_Request A:_ In the excerpt about the 2008 bailout, what does the author propose spending the 700B on instead?
_Request B:_ Carry on the excerpt about the 2008 bailout from its last sentence.

_Text to read:_
· · · ·
Interfluidity explains the costs so clearly that the post can't really be improved upon. So I'll guote the meat of it:

Suppose we pass the "Emergency Economic Stabilization Act of 2008", and a depression comes anyway, and we cannot raise taxes (blood, turnips, all of that), and we cannot borrow from abroad (because our paymasters have tired of us). Sure, the Federal Reserve will print money, because the debt must be paid and the government must continue, and in a depression many prices will fall regardless, but commodities and imports will grow dear. We will know then that we want to build factories, for all the televisions and computers that used to be cheap from Asia, but that can no longer be bought with debauched greenbacks. But we won't have the capital.

What will we say, in those dark days, when someone comes along and blames the bankers? It was the bankers, after all, who "intermediated" our vast current account deficit, who found ways of accepting goods and producing debt despite our incapacity to repay, and who enriched themselves by doing so. And then these self-same bankers threatened us with armageddon unless we paid them hundreds of billions of dollars, back when dollars could still buy steel and cement and machinery. We paid the ransom, but the hostage died anyway. How will Secretary Paulson answer their charge?

Suddenly we will realize the cost of putting expedience before even the thinnest veneer of justice. Because in the end, Secretary Paulson will answer these charges with a locked gate and an exception to the Posse Comitatus Act. An economic depression will bring temptations to violence and radicalism. And a lot of people will look back on this decade, right up to and through the "Emergency Economic Stabilization Act of 2008", and feel with some justice that they were royally screwed.

Now, in a deep downturn, scapegoats will be found no matter what. Maybe we really have nothing to lose by passing this badly flawed proposal, since it might prevent a depression and if not we're all toast anyway. But, you know what? While we still can borrow valuable dollars, we could use that 700B to build infrastructure that might make the economic facts of a depression less severe. And, if we insisted that the mighty bankers actually fall now, actually take the hit that their own ideology demands of them, that just might blunt the sense that we are "us" and "them", rather than a nation with a common struggle, when it all hits the fan. Maybe the choice we are really making here is not about financial and monetary arcana, but a choice between civic peace and civil war.
· · · ·
_Stored rows:_

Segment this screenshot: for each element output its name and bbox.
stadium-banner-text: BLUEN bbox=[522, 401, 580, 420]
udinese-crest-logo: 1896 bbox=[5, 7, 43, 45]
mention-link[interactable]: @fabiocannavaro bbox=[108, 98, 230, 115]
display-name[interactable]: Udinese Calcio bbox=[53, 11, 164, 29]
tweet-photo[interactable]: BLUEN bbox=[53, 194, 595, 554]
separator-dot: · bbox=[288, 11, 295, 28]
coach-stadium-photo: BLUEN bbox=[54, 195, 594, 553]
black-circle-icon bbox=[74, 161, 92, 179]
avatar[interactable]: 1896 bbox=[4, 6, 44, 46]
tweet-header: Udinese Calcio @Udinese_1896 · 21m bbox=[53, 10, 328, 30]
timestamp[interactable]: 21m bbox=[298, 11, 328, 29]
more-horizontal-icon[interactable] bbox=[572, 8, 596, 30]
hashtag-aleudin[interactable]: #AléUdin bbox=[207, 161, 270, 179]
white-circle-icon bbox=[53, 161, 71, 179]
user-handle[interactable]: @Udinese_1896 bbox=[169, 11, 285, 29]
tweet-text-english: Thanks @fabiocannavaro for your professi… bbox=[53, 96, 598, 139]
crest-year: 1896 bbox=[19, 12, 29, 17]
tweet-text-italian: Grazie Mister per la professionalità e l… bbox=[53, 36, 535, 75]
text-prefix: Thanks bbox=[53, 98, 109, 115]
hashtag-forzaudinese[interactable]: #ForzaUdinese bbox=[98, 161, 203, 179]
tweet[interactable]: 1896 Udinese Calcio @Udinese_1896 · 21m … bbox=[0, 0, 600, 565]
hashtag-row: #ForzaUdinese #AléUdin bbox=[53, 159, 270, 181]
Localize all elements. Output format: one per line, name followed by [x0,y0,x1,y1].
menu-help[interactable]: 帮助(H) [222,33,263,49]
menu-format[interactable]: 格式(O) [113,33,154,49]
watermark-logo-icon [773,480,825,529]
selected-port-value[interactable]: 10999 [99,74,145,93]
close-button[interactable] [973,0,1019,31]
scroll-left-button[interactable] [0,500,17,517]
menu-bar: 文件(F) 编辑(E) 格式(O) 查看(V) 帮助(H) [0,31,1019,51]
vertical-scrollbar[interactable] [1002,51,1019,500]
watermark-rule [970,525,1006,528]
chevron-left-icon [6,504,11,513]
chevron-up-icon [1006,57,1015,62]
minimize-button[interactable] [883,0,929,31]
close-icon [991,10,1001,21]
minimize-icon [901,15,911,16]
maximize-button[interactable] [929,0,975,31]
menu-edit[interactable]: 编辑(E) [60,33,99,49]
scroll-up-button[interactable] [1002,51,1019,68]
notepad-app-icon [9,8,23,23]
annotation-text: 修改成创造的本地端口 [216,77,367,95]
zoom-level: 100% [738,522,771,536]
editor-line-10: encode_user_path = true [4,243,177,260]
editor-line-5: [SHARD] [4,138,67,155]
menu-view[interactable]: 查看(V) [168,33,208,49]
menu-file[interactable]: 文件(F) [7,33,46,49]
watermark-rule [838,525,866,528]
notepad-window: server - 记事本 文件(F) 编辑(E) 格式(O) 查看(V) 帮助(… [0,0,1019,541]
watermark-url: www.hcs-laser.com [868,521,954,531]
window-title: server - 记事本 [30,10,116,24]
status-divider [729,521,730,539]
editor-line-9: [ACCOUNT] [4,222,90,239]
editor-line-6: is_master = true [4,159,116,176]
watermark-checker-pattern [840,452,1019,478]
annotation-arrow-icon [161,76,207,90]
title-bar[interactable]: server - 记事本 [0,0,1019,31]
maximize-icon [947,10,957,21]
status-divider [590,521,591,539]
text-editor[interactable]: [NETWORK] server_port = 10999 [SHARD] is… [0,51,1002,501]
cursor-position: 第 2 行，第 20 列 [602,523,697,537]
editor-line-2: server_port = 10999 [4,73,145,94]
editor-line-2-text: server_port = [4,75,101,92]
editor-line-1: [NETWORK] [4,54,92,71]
· · · ·
_Exercise result A:_ Infrastructure that might make the economic facts of a depression less severe.

_Exercise result B:_
Obviously this is speculative, and alarmist, while the crises in the credit markets are acute, real, and tangible. But we really could nationalize failing banks before they take down the credit markets, while bailing out senior creditors. It has been done. The Federal Reserve or the Treasury could buy high quality commercial paper if the money markets go on strike. (That's much less risky than buying frozen mortgage assets.) We really could invest in productive infrastructure, rather than in claims on already built subdivisions. We do have other choices, besides starting the depression tomorrow or giving Secretary Paulson what he wants.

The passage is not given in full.